__Problem details__
Gather each line of the entries below that includes "postimg".

○ ○ ○ ○

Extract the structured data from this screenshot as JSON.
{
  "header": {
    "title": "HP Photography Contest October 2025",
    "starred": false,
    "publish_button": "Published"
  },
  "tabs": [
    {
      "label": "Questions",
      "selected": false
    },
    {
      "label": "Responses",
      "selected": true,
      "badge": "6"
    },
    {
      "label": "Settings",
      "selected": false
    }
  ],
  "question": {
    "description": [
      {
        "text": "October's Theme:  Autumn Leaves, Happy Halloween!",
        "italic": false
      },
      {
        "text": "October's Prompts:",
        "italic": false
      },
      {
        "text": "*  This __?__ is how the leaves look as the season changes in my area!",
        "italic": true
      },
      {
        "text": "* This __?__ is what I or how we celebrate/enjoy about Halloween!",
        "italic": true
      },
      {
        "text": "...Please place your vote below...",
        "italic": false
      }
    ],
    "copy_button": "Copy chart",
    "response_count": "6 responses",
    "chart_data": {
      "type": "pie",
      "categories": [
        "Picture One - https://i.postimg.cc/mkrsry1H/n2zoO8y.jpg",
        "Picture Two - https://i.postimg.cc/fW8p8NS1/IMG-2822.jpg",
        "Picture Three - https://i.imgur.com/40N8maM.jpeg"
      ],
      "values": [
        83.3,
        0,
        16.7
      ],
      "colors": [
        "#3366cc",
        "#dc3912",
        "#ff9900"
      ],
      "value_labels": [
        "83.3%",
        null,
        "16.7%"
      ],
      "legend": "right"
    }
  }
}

○ ○ ○ ○

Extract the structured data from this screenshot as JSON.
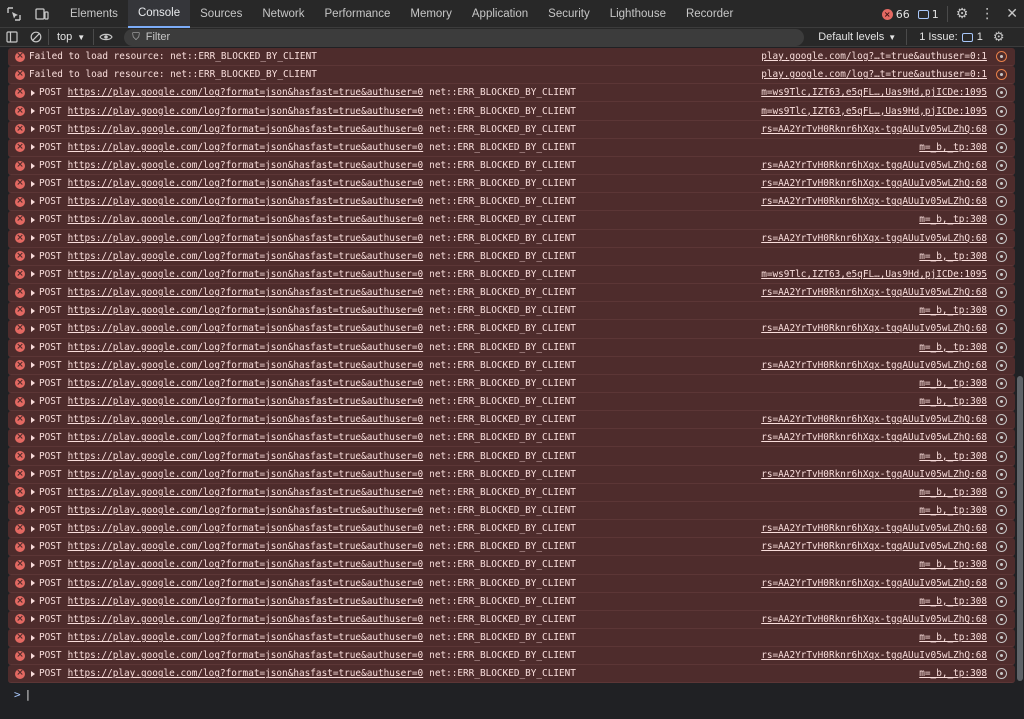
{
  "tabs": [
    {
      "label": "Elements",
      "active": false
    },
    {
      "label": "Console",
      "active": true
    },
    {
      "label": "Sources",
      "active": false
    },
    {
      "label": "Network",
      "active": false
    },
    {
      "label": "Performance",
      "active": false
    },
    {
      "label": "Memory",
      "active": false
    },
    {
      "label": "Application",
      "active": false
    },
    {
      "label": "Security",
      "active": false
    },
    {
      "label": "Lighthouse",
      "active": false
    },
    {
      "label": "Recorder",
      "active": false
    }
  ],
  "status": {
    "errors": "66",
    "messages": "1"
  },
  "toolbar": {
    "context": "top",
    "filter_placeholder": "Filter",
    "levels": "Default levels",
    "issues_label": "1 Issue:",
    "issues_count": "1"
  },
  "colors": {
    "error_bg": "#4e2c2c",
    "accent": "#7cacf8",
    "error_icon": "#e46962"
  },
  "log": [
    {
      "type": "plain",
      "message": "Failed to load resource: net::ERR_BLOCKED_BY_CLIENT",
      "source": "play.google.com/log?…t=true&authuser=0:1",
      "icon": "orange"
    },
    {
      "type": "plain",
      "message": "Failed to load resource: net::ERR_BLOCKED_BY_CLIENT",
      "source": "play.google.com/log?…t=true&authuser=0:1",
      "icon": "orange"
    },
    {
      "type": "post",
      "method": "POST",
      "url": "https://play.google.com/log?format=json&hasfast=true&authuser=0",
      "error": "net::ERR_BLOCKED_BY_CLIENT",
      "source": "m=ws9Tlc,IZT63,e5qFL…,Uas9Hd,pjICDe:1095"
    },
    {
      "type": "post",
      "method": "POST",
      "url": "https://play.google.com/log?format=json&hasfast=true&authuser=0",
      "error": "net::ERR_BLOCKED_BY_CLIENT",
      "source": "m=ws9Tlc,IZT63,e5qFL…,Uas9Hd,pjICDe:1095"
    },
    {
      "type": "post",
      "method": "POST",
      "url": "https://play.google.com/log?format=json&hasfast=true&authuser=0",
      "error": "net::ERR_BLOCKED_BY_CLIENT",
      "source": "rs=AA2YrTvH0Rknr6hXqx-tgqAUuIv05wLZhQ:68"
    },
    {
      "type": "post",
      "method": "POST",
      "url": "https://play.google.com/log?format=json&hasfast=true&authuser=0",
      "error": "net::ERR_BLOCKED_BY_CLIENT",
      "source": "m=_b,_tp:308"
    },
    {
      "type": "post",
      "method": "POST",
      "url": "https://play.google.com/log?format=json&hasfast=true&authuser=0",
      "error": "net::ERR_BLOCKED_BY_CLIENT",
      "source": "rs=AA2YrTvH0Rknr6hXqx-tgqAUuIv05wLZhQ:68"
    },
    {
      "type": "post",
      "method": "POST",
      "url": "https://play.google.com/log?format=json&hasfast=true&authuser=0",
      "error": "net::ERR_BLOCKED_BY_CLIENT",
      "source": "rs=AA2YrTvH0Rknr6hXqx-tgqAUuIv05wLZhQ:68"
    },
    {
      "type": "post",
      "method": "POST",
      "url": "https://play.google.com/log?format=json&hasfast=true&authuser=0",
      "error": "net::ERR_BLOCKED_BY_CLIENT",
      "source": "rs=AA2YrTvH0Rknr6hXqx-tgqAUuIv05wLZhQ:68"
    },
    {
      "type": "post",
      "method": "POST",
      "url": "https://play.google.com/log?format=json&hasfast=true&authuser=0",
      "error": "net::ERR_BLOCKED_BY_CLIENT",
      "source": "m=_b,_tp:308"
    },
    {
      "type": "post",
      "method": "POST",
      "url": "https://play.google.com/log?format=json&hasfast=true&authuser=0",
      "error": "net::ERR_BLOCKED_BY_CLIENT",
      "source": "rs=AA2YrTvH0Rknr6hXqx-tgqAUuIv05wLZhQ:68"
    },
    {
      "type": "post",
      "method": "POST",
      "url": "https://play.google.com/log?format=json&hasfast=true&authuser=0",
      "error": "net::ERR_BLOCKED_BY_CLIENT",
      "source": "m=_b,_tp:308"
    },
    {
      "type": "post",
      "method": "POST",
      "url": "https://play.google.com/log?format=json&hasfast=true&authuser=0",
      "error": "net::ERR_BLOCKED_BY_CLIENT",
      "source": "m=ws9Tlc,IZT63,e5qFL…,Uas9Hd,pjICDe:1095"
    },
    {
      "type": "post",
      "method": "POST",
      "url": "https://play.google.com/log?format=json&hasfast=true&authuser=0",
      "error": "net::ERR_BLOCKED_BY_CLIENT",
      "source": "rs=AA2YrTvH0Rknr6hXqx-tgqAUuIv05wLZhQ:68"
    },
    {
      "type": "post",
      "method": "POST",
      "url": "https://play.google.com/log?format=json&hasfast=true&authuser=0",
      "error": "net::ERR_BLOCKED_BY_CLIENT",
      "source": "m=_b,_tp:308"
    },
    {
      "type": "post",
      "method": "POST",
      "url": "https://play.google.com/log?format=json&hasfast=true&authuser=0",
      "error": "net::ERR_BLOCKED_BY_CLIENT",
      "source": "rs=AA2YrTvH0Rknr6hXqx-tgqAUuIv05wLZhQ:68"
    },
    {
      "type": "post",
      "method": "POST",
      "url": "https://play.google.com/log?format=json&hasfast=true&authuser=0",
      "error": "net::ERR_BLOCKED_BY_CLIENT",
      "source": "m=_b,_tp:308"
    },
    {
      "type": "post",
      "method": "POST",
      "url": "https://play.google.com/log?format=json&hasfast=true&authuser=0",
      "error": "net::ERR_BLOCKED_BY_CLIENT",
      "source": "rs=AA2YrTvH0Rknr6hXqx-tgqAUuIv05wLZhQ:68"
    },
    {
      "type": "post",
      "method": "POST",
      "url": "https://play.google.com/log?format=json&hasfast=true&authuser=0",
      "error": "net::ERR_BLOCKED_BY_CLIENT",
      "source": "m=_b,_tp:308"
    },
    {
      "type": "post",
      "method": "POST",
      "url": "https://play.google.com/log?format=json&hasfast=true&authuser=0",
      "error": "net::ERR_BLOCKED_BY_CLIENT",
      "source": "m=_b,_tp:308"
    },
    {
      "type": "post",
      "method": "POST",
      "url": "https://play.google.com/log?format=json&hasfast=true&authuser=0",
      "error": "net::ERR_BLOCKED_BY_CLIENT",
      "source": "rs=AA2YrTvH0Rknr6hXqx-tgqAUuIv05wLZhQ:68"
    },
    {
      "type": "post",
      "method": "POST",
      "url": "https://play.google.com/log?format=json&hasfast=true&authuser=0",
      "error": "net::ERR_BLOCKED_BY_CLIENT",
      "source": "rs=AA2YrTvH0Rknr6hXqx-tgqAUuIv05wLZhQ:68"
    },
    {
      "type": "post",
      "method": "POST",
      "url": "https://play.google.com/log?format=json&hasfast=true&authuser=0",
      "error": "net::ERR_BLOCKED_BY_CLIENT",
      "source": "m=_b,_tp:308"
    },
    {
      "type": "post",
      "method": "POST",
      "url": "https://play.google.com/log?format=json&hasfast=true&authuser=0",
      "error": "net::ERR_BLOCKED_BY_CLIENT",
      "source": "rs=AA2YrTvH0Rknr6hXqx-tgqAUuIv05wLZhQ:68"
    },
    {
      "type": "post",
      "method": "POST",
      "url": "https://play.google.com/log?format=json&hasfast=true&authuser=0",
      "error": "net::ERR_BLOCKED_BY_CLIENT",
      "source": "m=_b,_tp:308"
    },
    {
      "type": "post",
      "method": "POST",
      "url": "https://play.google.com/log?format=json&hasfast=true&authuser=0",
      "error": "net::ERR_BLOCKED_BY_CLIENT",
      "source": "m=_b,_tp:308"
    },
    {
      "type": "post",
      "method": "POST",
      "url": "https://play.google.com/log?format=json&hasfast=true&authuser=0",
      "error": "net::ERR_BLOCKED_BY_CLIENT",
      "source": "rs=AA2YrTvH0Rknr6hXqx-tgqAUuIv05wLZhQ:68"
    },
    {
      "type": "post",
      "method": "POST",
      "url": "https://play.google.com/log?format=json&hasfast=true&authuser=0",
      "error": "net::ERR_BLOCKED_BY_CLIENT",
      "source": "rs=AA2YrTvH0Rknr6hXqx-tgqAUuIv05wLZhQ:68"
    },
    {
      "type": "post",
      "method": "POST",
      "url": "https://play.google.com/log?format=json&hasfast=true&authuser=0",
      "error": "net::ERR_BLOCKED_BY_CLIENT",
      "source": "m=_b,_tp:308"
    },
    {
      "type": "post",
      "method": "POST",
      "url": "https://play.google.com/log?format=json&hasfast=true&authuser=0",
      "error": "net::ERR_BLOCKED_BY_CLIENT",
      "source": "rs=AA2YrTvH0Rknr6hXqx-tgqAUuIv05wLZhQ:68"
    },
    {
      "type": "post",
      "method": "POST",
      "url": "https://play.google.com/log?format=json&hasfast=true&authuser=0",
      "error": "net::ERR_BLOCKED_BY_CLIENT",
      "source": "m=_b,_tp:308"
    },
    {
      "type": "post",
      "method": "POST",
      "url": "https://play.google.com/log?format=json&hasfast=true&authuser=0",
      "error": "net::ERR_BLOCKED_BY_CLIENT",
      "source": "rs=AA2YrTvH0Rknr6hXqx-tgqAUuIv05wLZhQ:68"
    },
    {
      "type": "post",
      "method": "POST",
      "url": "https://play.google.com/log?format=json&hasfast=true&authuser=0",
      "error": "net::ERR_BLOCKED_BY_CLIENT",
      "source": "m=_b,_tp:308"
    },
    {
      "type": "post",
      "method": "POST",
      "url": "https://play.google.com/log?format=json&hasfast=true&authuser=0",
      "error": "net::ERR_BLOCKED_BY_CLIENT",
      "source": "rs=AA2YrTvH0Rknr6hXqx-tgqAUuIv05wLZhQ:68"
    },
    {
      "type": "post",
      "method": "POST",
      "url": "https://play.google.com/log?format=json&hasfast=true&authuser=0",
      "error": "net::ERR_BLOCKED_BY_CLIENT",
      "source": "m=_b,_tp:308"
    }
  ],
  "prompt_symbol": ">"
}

○ ○ ○ ○

__Final result__
        "Picture One - https://i.postimg.cc/mkrsry1H/n2zoO8y.jpg",
        "Picture Two - https://i.postimg.cc/fW8p8NS1/IMG-2822.jpg",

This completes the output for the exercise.